* **Direction**
Collect all lines from the records below that include the word "type".

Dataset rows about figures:
= = = = =

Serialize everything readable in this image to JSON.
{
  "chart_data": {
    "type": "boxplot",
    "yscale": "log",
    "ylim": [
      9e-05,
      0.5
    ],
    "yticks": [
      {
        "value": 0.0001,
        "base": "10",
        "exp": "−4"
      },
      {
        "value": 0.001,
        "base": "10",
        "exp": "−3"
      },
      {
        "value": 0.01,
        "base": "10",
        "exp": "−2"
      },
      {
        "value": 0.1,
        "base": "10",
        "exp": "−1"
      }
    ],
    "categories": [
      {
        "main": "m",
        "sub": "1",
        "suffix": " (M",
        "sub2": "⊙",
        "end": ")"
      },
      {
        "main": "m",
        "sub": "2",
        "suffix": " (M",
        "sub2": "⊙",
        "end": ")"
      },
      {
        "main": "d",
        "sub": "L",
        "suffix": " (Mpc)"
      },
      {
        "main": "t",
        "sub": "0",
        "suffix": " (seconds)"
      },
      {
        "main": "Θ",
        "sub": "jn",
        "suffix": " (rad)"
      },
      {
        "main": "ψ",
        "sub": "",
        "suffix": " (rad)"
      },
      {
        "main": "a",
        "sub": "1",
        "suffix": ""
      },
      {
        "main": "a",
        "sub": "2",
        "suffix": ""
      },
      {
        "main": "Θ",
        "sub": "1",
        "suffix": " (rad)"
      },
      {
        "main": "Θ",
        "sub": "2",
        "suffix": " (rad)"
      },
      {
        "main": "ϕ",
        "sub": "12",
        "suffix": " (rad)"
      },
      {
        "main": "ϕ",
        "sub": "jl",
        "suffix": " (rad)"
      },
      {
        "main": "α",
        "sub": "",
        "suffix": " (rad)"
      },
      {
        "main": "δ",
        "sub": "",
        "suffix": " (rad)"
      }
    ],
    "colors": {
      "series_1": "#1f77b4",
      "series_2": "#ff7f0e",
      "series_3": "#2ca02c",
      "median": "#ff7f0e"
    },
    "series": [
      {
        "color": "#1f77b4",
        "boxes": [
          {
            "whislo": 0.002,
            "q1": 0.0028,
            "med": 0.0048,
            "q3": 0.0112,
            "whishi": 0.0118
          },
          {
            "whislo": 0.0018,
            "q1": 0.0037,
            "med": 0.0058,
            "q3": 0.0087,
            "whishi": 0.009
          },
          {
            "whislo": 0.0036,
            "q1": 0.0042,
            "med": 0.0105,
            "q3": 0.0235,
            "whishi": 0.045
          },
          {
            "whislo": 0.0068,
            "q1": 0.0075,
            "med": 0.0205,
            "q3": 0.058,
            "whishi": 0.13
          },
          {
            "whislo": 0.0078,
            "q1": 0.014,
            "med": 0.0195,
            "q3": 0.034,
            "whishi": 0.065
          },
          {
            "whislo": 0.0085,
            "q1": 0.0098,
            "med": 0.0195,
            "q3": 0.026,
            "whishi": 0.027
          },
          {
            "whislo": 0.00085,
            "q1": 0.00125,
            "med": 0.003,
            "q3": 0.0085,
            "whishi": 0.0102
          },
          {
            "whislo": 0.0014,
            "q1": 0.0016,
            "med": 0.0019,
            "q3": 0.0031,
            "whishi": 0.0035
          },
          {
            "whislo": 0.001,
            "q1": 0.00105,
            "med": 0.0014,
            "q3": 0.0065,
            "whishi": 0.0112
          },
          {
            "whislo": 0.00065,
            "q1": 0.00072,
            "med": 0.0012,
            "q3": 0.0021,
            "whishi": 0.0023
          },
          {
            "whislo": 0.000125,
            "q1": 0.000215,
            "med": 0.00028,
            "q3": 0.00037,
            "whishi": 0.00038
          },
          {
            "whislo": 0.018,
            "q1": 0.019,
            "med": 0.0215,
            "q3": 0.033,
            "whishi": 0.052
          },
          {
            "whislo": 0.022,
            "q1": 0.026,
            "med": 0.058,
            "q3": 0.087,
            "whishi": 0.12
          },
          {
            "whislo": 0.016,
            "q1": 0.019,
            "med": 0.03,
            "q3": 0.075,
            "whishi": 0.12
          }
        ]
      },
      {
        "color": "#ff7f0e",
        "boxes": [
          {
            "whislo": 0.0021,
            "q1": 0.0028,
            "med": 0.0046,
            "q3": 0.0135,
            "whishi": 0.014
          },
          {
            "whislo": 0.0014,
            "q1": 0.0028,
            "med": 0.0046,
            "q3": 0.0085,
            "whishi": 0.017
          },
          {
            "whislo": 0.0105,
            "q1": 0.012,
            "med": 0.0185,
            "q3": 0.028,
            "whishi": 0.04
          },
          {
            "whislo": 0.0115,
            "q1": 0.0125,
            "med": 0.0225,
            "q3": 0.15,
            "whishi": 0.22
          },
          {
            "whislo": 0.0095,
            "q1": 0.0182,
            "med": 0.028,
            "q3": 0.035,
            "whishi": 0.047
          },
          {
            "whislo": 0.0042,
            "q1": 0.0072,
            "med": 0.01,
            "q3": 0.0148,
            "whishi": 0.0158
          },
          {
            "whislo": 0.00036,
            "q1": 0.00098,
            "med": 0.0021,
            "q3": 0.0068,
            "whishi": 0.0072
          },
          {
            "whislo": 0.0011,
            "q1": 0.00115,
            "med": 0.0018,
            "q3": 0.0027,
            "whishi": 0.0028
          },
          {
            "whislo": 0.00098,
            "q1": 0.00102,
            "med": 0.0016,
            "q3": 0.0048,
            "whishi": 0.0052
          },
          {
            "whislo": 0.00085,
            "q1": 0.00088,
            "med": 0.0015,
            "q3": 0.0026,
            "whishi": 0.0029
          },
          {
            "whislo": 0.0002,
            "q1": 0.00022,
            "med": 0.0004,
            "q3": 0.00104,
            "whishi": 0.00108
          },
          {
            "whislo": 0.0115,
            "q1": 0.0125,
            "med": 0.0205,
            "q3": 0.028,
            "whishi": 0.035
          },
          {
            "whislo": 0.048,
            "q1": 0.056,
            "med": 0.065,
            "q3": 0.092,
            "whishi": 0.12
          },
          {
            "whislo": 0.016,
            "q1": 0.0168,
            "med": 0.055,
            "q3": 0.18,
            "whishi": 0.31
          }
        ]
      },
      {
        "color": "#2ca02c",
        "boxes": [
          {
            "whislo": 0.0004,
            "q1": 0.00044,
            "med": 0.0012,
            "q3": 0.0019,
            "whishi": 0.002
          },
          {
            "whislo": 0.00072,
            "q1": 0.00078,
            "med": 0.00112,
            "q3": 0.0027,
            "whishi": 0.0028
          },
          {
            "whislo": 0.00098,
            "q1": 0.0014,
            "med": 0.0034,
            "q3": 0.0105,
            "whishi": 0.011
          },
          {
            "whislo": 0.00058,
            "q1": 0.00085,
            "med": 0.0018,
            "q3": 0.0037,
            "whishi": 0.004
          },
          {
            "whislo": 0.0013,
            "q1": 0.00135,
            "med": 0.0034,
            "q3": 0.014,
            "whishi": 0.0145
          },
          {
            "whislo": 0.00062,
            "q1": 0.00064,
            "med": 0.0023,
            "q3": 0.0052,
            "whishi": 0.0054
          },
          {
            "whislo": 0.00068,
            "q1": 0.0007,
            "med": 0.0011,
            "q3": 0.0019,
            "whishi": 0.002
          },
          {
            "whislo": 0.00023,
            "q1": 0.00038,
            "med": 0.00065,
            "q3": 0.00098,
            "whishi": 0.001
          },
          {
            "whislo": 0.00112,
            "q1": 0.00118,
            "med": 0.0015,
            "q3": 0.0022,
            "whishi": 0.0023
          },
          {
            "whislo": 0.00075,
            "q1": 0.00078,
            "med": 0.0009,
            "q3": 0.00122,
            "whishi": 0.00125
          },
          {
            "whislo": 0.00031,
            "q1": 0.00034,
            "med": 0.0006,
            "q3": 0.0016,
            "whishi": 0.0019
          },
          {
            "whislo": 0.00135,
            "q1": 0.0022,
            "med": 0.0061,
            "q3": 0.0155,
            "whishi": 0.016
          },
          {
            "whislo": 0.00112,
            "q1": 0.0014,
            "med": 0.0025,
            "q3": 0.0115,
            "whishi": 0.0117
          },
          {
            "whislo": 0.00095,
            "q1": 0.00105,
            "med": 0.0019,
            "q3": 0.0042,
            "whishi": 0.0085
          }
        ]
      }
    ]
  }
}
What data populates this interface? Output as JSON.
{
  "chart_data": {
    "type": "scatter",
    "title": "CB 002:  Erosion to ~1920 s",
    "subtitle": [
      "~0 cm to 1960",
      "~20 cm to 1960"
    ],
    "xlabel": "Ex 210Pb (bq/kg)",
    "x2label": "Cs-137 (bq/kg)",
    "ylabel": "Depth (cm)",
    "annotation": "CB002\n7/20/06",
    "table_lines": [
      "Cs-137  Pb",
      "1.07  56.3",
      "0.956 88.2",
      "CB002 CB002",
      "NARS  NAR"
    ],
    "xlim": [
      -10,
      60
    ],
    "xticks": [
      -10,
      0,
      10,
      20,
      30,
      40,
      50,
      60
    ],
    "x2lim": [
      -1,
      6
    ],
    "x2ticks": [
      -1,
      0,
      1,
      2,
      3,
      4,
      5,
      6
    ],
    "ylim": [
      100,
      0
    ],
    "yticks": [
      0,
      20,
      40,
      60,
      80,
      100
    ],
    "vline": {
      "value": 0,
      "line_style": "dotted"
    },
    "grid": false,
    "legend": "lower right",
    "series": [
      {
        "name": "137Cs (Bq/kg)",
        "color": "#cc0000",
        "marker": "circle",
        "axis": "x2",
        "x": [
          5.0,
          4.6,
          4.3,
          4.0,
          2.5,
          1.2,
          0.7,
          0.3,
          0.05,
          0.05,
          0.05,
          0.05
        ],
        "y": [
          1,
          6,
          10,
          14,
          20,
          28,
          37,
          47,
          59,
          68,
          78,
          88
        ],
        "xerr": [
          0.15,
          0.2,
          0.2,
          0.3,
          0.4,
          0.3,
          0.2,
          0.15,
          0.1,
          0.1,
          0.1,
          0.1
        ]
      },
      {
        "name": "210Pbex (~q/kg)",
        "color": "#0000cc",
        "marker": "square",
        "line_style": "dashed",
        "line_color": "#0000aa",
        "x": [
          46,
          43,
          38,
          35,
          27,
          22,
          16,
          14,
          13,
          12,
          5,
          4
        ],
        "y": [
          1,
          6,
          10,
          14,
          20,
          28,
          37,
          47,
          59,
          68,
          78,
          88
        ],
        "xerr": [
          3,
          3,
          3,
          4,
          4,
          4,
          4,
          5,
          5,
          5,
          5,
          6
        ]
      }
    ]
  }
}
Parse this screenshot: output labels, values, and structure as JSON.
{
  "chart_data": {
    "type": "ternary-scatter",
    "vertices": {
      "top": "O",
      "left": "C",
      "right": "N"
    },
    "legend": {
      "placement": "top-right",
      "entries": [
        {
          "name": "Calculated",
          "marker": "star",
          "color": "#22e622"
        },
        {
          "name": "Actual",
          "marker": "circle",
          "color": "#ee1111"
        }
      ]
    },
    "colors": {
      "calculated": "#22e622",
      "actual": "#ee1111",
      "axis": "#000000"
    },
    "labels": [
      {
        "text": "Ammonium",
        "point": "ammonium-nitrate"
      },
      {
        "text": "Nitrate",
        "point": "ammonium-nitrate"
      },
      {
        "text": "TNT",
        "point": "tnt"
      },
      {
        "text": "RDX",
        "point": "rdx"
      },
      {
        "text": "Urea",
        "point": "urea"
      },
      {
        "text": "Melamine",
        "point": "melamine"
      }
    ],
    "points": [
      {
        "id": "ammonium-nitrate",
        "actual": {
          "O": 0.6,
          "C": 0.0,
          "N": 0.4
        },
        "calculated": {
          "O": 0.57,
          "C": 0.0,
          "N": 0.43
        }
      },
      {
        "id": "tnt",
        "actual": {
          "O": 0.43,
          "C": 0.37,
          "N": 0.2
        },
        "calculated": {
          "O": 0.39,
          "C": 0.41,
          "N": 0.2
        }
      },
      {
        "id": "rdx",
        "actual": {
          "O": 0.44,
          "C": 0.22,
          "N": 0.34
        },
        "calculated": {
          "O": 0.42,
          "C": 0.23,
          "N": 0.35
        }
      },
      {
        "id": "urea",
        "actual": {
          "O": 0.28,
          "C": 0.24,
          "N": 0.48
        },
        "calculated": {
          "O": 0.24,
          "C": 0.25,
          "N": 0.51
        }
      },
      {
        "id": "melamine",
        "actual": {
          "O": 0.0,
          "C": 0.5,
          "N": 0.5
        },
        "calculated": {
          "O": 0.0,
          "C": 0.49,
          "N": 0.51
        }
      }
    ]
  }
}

= = = = =

* **Solution**
    "type": "boxplot",
    "type": "scatter",
    "type": "ternary-scatter",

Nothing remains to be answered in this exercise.